● **Figure dataset records**:
::::::::

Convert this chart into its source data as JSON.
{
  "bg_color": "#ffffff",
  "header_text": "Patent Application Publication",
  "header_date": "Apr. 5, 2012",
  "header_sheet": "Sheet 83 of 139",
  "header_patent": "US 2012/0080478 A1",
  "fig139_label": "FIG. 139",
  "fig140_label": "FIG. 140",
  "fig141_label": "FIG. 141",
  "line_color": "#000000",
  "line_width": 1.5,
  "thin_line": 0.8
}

::::::::

● **Set problem**: Retype each record exactly, leaving nothing out.

● **The reply**:
Convert this chart into its source data as JSON.
{
  "bg_color": "#ffffff",
  "header_text": "Patent Application Publication",
  "header_date": "Apr. 5, 2012",
  "header_sheet": "Sheet 83 of 139",
  "header_patent": "US 2012/0080478 A1",
  "fig139_label": "FIG. 139",
  "fig140_label": "FIG. 140",
  "fig141_label": "FIG. 141",
  "line_color": "#000000",
  "line_width": 1.5,
  "thin_line": 0.8
}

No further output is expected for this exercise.